• [Directions for this task]
Select the lines of the records containing the word "Иртыш" and list them.

═════ Data shown

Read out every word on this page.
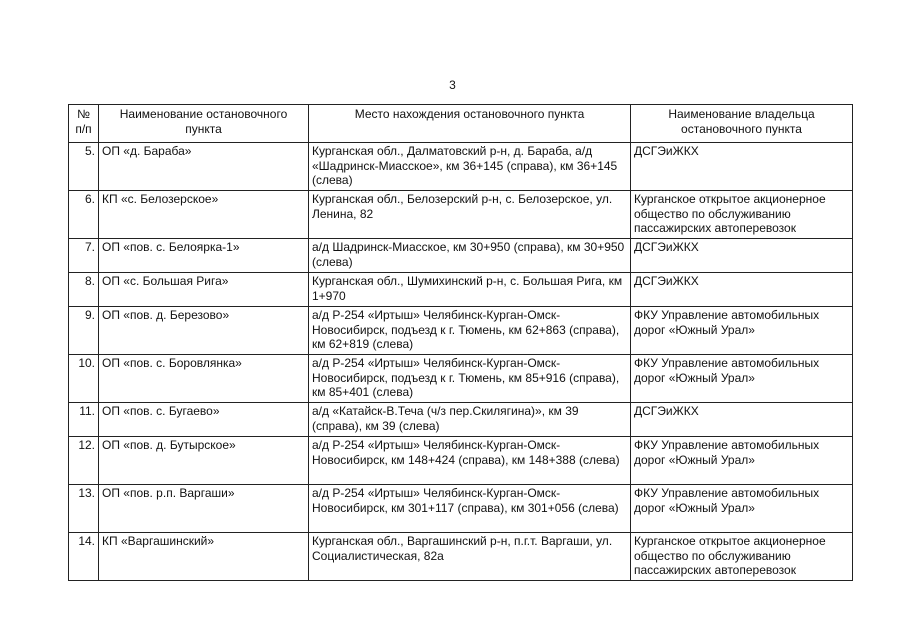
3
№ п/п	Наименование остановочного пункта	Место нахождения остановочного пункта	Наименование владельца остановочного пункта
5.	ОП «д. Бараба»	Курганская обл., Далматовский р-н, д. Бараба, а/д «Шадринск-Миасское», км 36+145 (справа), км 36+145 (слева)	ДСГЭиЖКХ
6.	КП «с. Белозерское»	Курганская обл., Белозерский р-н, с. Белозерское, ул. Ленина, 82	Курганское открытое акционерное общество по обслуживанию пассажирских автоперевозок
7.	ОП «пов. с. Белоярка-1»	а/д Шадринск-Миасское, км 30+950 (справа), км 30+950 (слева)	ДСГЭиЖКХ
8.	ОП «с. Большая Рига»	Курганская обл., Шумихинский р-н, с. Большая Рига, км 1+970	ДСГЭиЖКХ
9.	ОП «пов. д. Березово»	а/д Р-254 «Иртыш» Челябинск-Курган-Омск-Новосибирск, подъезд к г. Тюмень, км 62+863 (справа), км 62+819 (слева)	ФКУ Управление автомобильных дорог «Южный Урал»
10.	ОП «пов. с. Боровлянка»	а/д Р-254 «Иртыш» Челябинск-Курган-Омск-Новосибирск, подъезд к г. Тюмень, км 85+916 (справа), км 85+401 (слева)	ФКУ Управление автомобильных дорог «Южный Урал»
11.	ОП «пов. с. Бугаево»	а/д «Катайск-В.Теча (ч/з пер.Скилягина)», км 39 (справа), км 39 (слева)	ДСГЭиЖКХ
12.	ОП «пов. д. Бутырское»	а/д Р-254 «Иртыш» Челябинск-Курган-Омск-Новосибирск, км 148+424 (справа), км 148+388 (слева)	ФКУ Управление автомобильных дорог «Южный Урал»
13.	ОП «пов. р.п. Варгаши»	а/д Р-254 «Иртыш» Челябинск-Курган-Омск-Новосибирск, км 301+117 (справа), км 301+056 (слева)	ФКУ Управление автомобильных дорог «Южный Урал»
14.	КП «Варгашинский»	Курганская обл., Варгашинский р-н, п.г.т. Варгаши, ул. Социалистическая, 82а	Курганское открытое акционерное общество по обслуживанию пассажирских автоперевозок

══════════
═════ Data shown

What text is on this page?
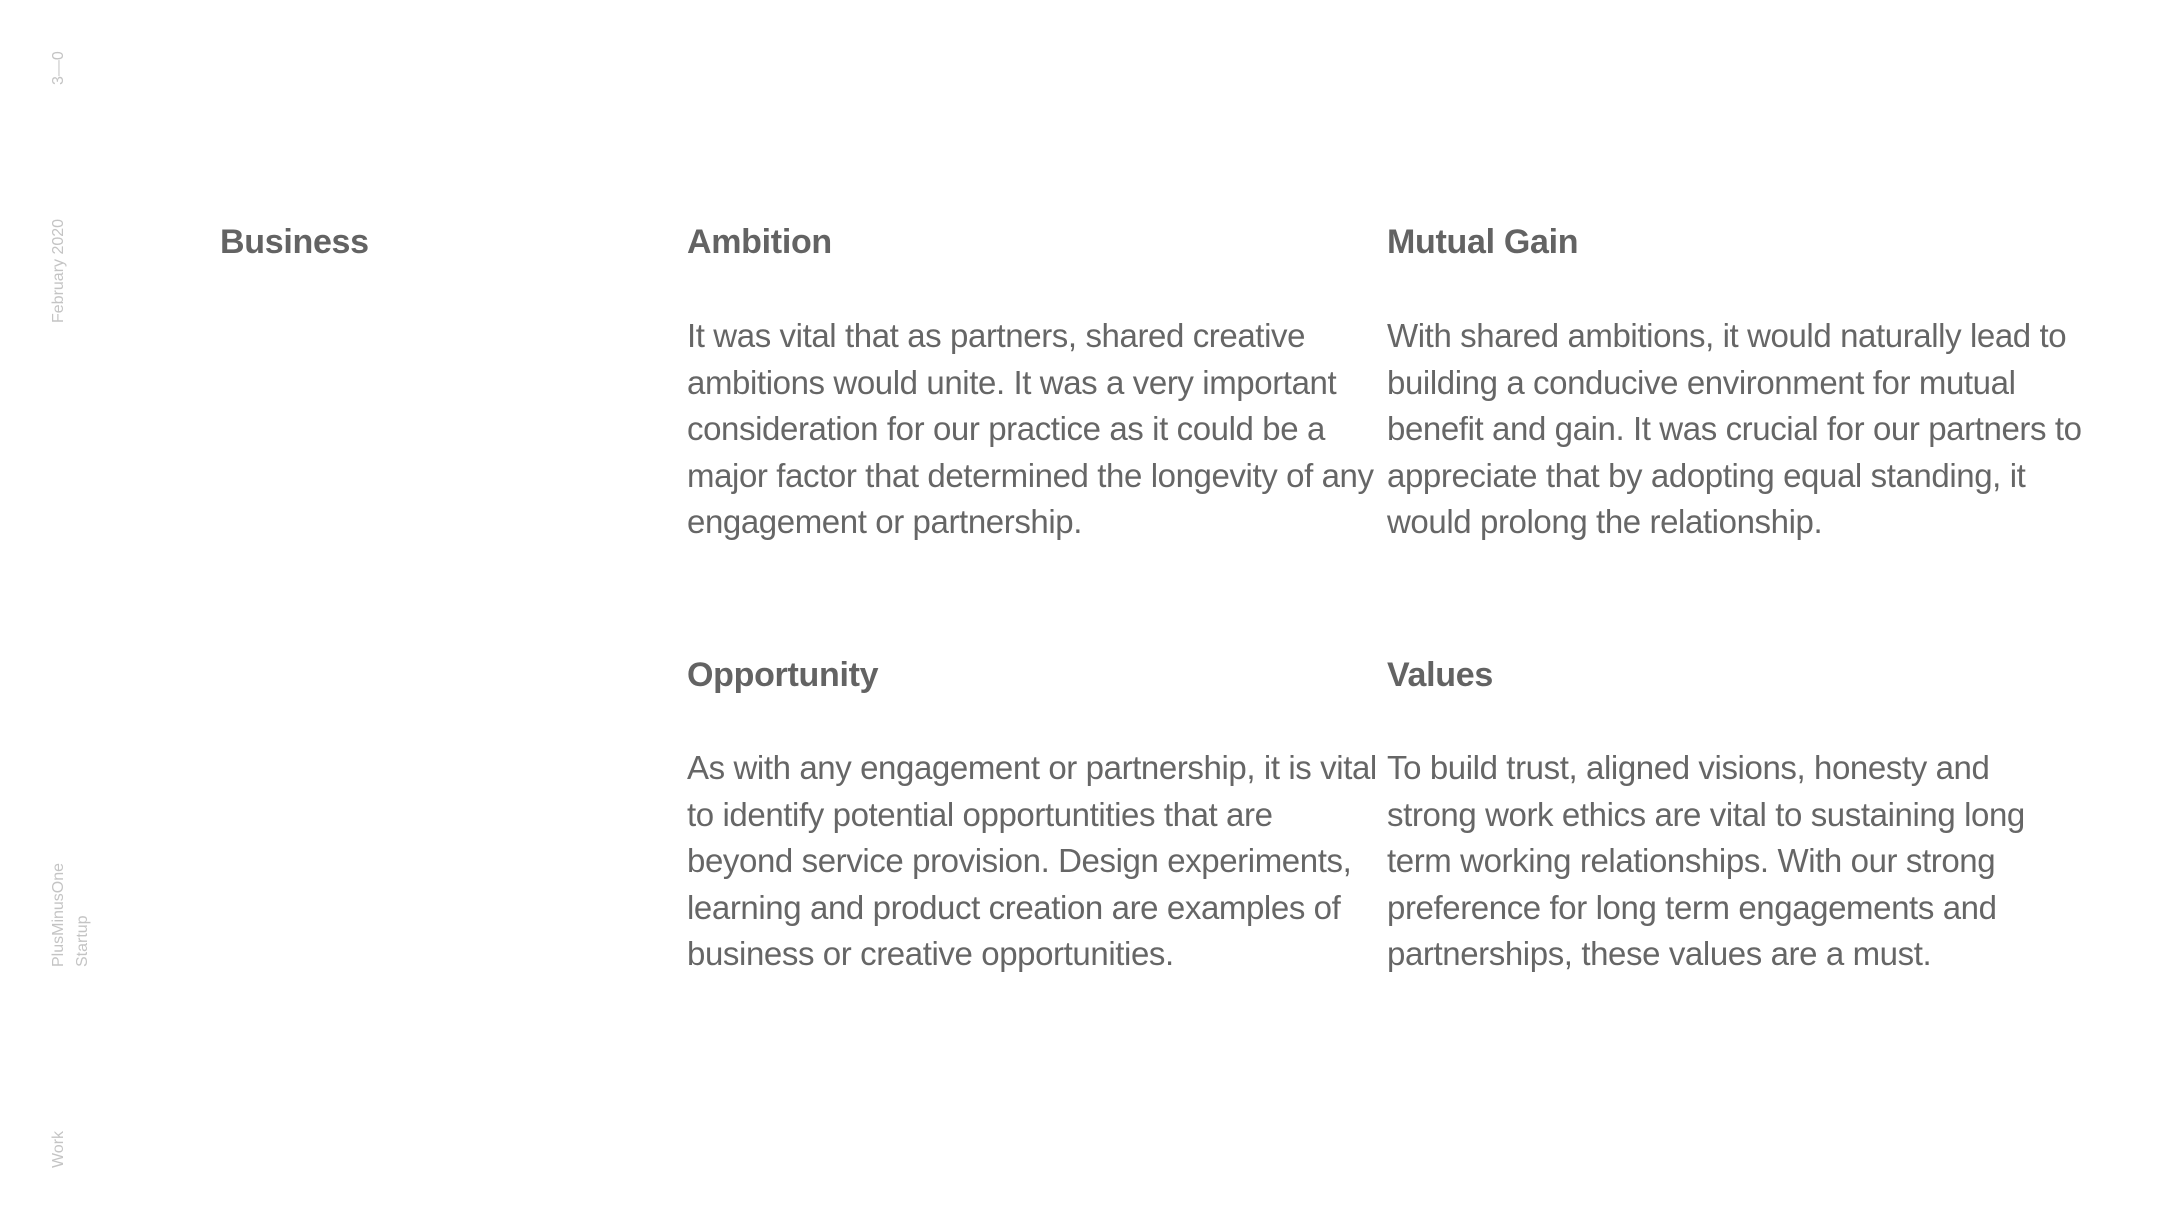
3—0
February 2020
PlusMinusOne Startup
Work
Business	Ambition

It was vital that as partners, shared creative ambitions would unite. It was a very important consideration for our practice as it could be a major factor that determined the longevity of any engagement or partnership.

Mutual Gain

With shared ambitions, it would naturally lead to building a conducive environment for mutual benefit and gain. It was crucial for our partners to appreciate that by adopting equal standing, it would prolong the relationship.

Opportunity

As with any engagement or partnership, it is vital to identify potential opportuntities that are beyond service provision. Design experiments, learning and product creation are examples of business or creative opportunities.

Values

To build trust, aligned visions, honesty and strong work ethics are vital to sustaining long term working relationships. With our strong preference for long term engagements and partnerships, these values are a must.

══════════

• [Output]
9.	ОП «пов. д. Березово»	а/д Р-254 «Иртыш» Челябинск-Курган-Омск-Новосибирск, подъезд к г. Тюмень, км 62+863 (справа), км 62+819 (слева)	ФКУ Управление автомобильных дорог «Южный Урал»
10.	ОП «пов. с. Боровлянка»	а/д Р-254 «Иртыш» Челябинск-Курган-Омск-Новосибирск, подъезд к г. Тюмень, км 85+916 (справа), км 85+401 (слева)	ФКУ Управление автомобильных дорог «Южный Урал»
12.	ОП «пов. д. Бутырское»	а/д Р-254 «Иртыш» Челябинск-Курган-Омск-Новосибирск, км 148+424 (справа), км 148+388 (слева)	ФКУ Управление автомобильных дорог «Южный Урал»
13.	ОП «пов. р.п. Варгаши»	а/д Р-254 «Иртыш» Челябинск-Курган-Омск-Новосибирск, км 301+117 (справа), км 301+056 (слева)	ФКУ Управление автомобильных дорог «Южный Урал»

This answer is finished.